Task goal -
Repeat the listing in full, preserving every character.

## START Material for the task

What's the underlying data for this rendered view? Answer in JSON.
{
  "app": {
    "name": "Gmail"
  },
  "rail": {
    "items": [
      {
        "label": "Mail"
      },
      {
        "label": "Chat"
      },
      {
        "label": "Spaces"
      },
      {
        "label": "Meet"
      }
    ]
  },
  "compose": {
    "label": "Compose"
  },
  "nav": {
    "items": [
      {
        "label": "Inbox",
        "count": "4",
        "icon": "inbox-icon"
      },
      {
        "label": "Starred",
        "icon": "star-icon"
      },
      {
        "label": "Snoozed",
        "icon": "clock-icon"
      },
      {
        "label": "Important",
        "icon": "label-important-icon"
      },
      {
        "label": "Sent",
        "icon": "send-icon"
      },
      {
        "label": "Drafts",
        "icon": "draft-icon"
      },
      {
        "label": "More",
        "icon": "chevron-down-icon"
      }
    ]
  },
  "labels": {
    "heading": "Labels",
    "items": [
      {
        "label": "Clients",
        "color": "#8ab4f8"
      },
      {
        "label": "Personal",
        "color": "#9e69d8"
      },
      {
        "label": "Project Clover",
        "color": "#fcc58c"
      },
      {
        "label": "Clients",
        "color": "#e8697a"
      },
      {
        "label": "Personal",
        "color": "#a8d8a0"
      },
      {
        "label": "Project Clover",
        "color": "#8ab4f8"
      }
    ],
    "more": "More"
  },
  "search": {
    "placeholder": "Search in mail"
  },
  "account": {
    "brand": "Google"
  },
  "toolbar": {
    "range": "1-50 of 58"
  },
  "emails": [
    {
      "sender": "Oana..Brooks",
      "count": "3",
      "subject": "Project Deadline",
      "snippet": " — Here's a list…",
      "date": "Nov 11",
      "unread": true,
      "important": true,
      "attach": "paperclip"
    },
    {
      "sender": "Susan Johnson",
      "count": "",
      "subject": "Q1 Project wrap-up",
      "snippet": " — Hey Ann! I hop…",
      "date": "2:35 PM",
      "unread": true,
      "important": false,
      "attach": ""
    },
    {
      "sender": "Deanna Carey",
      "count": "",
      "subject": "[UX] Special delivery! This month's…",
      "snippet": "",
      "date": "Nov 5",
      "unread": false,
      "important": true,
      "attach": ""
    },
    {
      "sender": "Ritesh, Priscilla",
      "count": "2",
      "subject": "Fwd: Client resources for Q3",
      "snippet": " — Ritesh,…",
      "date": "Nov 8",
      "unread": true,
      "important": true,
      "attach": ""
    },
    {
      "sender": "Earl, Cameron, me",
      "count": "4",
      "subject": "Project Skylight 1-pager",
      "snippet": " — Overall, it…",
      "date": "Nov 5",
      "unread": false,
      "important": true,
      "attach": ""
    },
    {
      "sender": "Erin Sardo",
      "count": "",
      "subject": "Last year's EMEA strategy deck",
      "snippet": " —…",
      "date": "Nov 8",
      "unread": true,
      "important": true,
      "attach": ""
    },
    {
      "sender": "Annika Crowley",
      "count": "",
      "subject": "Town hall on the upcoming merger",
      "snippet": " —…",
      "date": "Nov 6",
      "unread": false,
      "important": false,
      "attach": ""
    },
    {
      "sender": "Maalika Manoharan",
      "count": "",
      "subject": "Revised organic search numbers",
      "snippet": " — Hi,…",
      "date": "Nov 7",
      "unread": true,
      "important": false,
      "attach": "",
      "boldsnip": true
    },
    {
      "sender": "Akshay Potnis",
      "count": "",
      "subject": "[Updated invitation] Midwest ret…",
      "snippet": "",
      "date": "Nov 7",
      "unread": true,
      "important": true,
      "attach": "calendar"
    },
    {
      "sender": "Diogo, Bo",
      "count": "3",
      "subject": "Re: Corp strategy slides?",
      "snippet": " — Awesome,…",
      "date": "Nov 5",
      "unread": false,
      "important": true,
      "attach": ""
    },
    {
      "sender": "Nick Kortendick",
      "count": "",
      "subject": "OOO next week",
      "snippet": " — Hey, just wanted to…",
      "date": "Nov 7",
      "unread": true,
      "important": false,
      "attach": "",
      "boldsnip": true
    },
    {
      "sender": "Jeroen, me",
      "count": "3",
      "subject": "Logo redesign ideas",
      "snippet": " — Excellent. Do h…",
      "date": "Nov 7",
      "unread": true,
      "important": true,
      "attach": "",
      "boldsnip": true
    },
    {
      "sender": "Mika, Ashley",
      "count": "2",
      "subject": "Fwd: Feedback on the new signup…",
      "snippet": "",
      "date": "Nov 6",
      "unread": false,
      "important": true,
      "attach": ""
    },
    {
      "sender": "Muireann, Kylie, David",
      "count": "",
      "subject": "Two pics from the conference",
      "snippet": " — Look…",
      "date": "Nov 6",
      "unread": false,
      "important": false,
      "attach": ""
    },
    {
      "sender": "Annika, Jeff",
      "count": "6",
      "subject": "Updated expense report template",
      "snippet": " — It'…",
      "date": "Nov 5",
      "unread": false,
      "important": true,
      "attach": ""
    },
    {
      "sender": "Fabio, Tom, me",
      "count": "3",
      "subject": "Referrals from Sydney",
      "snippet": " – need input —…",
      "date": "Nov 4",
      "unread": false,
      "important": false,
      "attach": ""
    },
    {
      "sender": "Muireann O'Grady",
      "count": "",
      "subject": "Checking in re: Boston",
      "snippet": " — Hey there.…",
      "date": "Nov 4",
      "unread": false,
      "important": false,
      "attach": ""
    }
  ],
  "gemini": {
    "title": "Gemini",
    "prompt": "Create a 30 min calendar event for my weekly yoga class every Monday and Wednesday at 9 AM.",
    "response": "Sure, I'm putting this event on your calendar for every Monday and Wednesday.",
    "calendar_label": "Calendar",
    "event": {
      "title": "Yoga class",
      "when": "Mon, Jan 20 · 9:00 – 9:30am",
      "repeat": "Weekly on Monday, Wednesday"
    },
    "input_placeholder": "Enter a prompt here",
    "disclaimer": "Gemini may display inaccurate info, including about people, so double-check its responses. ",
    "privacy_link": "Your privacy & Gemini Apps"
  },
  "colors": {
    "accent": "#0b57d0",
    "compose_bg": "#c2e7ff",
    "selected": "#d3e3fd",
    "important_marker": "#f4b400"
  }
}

## END Material for the task

Solution to the problem -
What's the underlying data for this rendered view? Answer in JSON.
{
  "app": {
    "name": "Gmail"
  },
  "rail": {
    "items": [
      {
        "label": "Mail"
      },
      {
        "label": "Chat"
      },
      {
        "label": "Spaces"
      },
      {
        "label": "Meet"
      }
    ]
  },
  "compose": {
    "label": "Compose"
  },
  "nav": {
    "items": [
      {
        "label": "Inbox",
        "count": "4",
        "icon": "inbox-icon"
      },
      {
        "label": "Starred",
        "icon": "star-icon"
      },
      {
        "label": "Snoozed",
        "icon": "clock-icon"
      },
      {
        "label": "Important",
        "icon": "label-important-icon"
      },
      {
        "label": "Sent",
        "icon": "send-icon"
      },
      {
        "label": "Drafts",
        "icon": "draft-icon"
      },
      {
        "label": "More",
        "icon": "chevron-down-icon"
      }
    ]
  },
  "labels": {
    "heading": "Labels",
    "items": [
      {
        "label": "Clients",
        "color": "#8ab4f8"
      },
      {
        "label": "Personal",
        "color": "#9e69d8"
      },
      {
        "label": "Project Clover",
        "color": "#fcc58c"
      },
      {
        "label": "Clients",
        "color": "#e8697a"
      },
      {
        "label": "Personal",
        "color": "#a8d8a0"
      },
      {
        "label": "Project Clover",
        "color": "#8ab4f8"
      }
    ],
    "more": "More"
  },
  "search": {
    "placeholder": "Search in mail"
  },
  "account": {
    "brand": "Google"
  },
  "toolbar": {
    "range": "1-50 of 58"
  },
  "emails": [
    {
      "sender": "Oana..Brooks",
      "count": "3",
      "subject": "Project Deadline",
      "snippet": " — Here's a list…",
      "date": "Nov 11",
      "unread": true,
      "important": true,
      "attach": "paperclip"
    },
    {
      "sender": "Susan Johnson",
      "count": "",
      "subject": "Q1 Project wrap-up",
      "snippet": " — Hey Ann! I hop…",
      "date": "2:35 PM",
      "unread": true,
      "important": false,
      "attach": ""
    },
    {
      "sender": "Deanna Carey",
      "count": "",
      "subject": "[UX] Special delivery! This month's…",
      "snippet": "",
      "date": "Nov 5",
      "unread": false,
      "important": true,
      "attach": ""
    },
    {
      "sender": "Ritesh, Priscilla",
      "count": "2",
      "subject": "Fwd: Client resources for Q3",
      "snippet": " — Ritesh,…",
      "date": "Nov 8",
      "unread": true,
      "important": true,
      "attach": ""
    },
    {
      "sender": "Earl, Cameron, me",
      "count": "4",
      "subject": "Project Skylight 1-pager",
      "snippet": " — Overall, it…",
      "date": "Nov 5",
      "unread": false,
      "important": true,
      "attach": ""
    },
    {
      "sender": "Erin Sardo",
      "count": "",
      "subject": "Last year's EMEA strategy deck",
      "snippet": " —…",
      "date": "Nov 8",
      "unread": true,
      "important": true,
      "attach": ""
    },
    {
      "sender": "Annika Crowley",
      "count": "",
      "subject": "Town hall on the upcoming merger",
      "snippet": " —…",
      "date": "Nov 6",
      "unread": false,
      "important": false,
      "attach": ""
    },
    {
      "sender": "Maalika Manoharan",
      "count": "",
      "subject": "Revised organic search numbers",
      "snippet": " — Hi,…",
      "date": "Nov 7",
      "unread": true,
      "important": false,
      "attach": "",
      "boldsnip": true
    },
    {
      "sender": "Akshay Potnis",
      "count": "",
      "subject": "[Updated invitation] Midwest ret…",
      "snippet": "",
      "date": "Nov 7",
      "unread": true,
      "important": true,
      "attach": "calendar"
    },
    {
      "sender": "Diogo, Bo",
      "count": "3",
      "subject": "Re: Corp strategy slides?",
      "snippet": " — Awesome,…",
      "date": "Nov 5",
      "unread": false,
      "important": true,
      "attach": ""
    },
    {
      "sender": "Nick Kortendick",
      "count": "",
      "subject": "OOO next week",
      "snippet": " — Hey, just wanted to…",
      "date": "Nov 7",
      "unread": true,
      "important": false,
      "attach": "",
      "boldsnip": true
    },
    {
      "sender": "Jeroen, me",
      "count": "3",
      "subject": "Logo redesign ideas",
      "snippet": " — Excellent. Do h…",
      "date": "Nov 7",
      "unread": true,
      "important": true,
      "attach": "",
      "boldsnip": true
    },
    {
      "sender": "Mika, Ashley",
      "count": "2",
      "subject": "Fwd: Feedback on the new signup…",
      "snippet": "",
      "date": "Nov 6",
      "unread": false,
      "important": true,
      "attach": ""
    },
    {
      "sender": "Muireann, Kylie, David",
      "count": "",
      "subject": "Two pics from the conference",
      "snippet": " — Look…",
      "date": "Nov 6",
      "unread": false,
      "important": false,
      "attach": ""
    },
    {
      "sender": "Annika, Jeff",
      "count": "6",
      "subject": "Updated expense report template",
      "snippet": " — It'…",
      "date": "Nov 5",
      "unread": false,
      "important": true,
      "attach": ""
    },
    {
      "sender": "Fabio, Tom, me",
      "count": "3",
      "subject": "Referrals from Sydney",
      "snippet": " – need input —…",
      "date": "Nov 4",
      "unread": false,
      "important": false,
      "attach": ""
    },
    {
      "sender": "Muireann O'Grady",
      "count": "",
      "subject": "Checking in re: Boston",
      "snippet": " — Hey there.…",
      "date": "Nov 4",
      "unread": false,
      "important": false,
      "attach": ""
    }
  ],
  "gemini": {
    "title": "Gemini",
    "prompt": "Create a 30 min calendar event for my weekly yoga class every Monday and Wednesday at 9 AM.",
    "response": "Sure, I'm putting this event on your calendar for every Monday and Wednesday.",
    "calendar_label": "Calendar",
    "event": {
      "title": "Yoga class",
      "when": "Mon, Jan 20 · 9:00 – 9:30am",
      "repeat": "Weekly on Monday, Wednesday"
    },
    "input_placeholder": "Enter a prompt here",
    "disclaimer": "Gemini may display inaccurate info, including about people, so double-check its responses. ",
    "privacy_link": "Your privacy & Gemini Apps"
  },
  "colors": {
    "accent": "#0b57d0",
    "compose_bg": "#c2e7ff",
    "selected": "#d3e3fd",
    "important_marker": "#f4b400"
  }
}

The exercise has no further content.